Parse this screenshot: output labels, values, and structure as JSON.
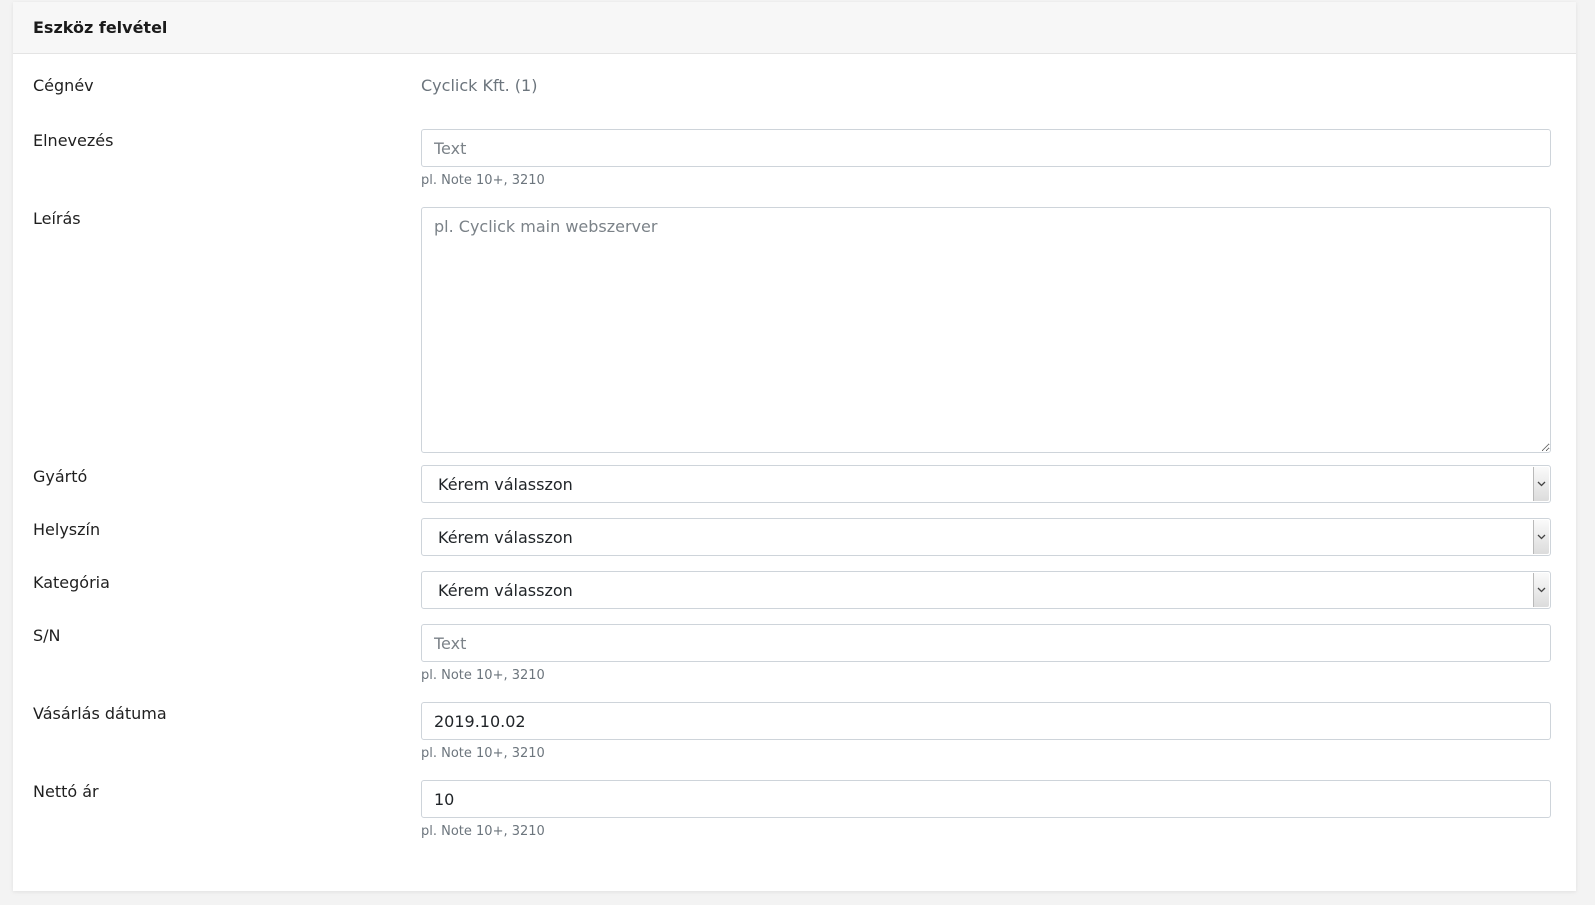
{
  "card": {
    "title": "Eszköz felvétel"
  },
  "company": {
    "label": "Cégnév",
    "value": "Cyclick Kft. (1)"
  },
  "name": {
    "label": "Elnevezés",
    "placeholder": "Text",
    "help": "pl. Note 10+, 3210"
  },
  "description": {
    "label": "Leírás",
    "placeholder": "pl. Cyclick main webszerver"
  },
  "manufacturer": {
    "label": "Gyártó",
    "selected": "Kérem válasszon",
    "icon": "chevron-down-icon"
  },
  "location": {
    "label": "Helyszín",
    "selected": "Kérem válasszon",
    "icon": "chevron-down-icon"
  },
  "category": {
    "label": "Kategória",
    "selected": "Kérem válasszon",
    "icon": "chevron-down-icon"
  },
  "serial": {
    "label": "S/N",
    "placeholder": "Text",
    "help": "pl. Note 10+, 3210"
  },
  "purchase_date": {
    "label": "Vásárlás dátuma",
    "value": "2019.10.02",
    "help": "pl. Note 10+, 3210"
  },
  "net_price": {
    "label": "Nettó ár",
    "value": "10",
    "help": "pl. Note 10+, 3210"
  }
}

++++++++++

Short task:
Every entry above needs to be retyped exactly; drop the pictures.

The answer:
Parse this screenshot: output labels, values, and structure as JSON.
{
  "card": {
    "title": "Eszköz felvétel"
  },
  "company": {
    "label": "Cégnév",
    "value": "Cyclick Kft. (1)"
  },
  "name": {
    "label": "Elnevezés",
    "placeholder": "Text",
    "help": "pl. Note 10+, 3210"
  },
  "description": {
    "label": "Leírás",
    "placeholder": "pl. Cyclick main webszerver"
  },
  "manufacturer": {
    "label": "Gyártó",
    "selected": "Kérem válasszon",
    "icon": "chevron-down-icon"
  },
  "location": {
    "label": "Helyszín",
    "selected": "Kérem válasszon",
    "icon": "chevron-down-icon"
  },
  "category": {
    "label": "Kategória",
    "selected": "Kérem válasszon",
    "icon": "chevron-down-icon"
  },
  "serial": {
    "label": "S/N",
    "placeholder": "Text",
    "help": "pl. Note 10+, 3210"
  },
  "purchase_date": {
    "label": "Vásárlás dátuma",
    "value": "2019.10.02",
    "help": "pl. Note 10+, 3210"
  },
  "net_price": {
    "label": "Nettó ár",
    "value": "10",
    "help": "pl. Note 10+, 3210"
  }
}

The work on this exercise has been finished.